═════ Document section

Floods are one of the most frequently occurring and destructive natural disasters, and often cause significant losses in cities, which are social and economic centers [1,2]. Due to global climate change, extreme hydrometeorological events result in more frequent and severe urban flooding [3,4,5]. Urbanization is taking place worldwide, and urban infrastructure, such as municipal drainage systems, cannot accommodate urban development and expansion. This has resulted in more frequent urban flooding and numerous social and economic problems [6,7,8,9]. Especially in developing countries such as China, which are in the process of rapid urbanization and subject to the impact of global change, urban floods have become a critical problem hindering sustainable urban development [8,10,11,12]. Therefore, methods of mitigating the risk of urban flooding have become a pressing topic for many cities around the world. Vulnerability assessments have great significance in revealing and reflecting the risk of urban flood disasters and have become an essential component of flood risk management in urban areas [13,14].

══════════

Objectives:
A. Please condense the paragraph beginning "Floods are one of the most frequently occurring" in the urban flooding text into a short bulleted list that keeps its main facts.
B. Answer these questions from the urban flooding text, one answer per line:
(i) What urban infrastructure does the text name as unable to accommodate urban development and expansion?
(ii) Which developing country is given as an example?
(iii) What have vulnerability assessments become, according to the text?

═════ Provided material

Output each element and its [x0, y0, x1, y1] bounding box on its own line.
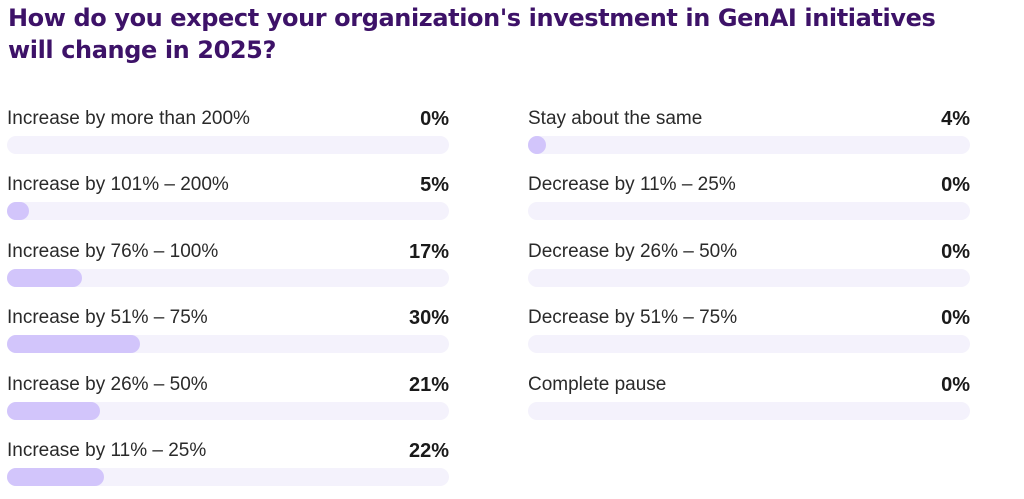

══════════

Results in order:
A.
- Floods are among the most frequent and destructive natural disasters and often cause major losses in cities, which are social and economic centers.
- Global climate change drives extreme hydrometeorological events that make urban flooding more frequent and severe.
- Worldwide urbanization outpaces urban infrastructure such as municipal drainage systems, leading to more frequent flooding and many social and economic problems.
- In rapidly urbanizing developing countries such as China, which are also affected by global change, urban floods have become a critical problem hindering sustainable urban development.
- Reducing urban flood risk is therefore a pressing topic for many cities worldwide.
- Vulnerability assessments help reveal and reflect urban flood risk and have become an essential part of urban flood risk management.

B.
(i) Municipal drainage systems.
(ii) China.
(iii) An essential component of flood risk management in urban areas.